● PROBLEM
Every line with the word "selon" in it should be extracted from the data that follows.

● PROVIDED RECORDS
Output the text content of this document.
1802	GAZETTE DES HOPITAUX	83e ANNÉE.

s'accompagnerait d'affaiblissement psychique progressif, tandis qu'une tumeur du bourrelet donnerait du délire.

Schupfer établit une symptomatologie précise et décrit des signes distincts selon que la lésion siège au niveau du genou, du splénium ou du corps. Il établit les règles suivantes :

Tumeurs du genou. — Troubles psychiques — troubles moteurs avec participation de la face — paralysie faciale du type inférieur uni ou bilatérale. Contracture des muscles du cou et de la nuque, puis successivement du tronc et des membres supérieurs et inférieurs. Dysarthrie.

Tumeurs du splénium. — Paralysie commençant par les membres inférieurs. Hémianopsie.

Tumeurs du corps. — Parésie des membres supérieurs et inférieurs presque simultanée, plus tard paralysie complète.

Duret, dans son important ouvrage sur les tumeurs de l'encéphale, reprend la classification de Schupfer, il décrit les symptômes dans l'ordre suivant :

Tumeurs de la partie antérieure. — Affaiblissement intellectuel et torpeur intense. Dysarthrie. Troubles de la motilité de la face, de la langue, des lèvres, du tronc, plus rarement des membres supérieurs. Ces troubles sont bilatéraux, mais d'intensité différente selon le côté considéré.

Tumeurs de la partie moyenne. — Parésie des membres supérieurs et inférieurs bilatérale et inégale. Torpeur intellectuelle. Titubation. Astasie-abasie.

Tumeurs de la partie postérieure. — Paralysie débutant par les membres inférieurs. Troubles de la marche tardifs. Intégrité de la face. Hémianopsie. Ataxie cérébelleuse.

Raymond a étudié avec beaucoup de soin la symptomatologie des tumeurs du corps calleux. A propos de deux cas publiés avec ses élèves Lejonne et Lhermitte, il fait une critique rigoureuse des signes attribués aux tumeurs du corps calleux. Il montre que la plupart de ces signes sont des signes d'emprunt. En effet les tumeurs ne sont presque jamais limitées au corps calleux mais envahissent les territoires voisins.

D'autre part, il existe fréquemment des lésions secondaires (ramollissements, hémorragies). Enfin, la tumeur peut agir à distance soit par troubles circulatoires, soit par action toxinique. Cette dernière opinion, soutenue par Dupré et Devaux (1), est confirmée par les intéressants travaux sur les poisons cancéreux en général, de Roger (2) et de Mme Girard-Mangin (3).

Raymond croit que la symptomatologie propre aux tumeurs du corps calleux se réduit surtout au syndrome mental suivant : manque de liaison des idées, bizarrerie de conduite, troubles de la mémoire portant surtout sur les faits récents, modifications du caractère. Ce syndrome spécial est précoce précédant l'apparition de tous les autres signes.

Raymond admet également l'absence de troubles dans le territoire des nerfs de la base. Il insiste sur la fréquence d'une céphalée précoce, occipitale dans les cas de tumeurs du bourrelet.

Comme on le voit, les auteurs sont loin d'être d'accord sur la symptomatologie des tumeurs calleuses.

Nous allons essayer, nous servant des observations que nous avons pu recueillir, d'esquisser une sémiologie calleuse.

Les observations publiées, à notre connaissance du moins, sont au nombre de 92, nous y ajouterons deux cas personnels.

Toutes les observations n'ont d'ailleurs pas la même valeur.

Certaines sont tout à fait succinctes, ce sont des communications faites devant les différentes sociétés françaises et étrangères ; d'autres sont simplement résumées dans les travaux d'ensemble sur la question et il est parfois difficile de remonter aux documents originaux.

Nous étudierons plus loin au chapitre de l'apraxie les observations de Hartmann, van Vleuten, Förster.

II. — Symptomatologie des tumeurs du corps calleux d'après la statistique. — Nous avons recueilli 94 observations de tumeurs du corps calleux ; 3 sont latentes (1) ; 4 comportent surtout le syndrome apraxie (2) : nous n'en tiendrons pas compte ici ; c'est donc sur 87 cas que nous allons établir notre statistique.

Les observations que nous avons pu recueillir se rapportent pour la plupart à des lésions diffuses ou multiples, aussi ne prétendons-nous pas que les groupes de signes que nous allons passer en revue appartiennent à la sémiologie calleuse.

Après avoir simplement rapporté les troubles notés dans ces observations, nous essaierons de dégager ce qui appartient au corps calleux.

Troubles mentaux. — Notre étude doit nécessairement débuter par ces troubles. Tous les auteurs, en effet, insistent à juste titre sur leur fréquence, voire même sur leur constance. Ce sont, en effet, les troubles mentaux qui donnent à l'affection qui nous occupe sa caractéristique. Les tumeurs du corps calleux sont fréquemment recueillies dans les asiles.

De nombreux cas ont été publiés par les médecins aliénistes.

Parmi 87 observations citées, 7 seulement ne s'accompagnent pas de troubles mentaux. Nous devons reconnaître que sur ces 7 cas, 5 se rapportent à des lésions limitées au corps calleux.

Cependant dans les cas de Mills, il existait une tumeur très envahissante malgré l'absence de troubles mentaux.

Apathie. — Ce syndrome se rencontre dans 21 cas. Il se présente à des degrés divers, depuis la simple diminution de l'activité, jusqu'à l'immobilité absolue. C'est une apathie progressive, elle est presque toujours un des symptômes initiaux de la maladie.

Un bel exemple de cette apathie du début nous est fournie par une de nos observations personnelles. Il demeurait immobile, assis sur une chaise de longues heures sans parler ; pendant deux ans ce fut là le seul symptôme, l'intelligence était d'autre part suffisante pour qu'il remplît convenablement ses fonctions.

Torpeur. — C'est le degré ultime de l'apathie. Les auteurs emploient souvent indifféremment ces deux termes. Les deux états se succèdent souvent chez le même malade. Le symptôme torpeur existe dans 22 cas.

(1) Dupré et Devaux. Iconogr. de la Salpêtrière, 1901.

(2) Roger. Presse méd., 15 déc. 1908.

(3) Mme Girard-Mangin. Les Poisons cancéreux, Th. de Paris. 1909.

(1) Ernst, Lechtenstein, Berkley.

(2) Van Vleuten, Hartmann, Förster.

● ANSWER TO THE EXERCISE
Schupfer établit une symptomatologie précise et décrit des signes distincts selon que la lésion siège au niveau du genou, du splénium ou du corps. Il établit les règles suivantes :
Tumeurs de la partie antérieure. — Affaiblissement intellectuel et torpeur intense. Dysarthrie. Troubles de la motilité de la face, de la langue, des lèvres, du tronc, plus rarement des membres supérieurs. Ces troubles sont bilatéraux, mais d'intensité différente selon le côté considéré.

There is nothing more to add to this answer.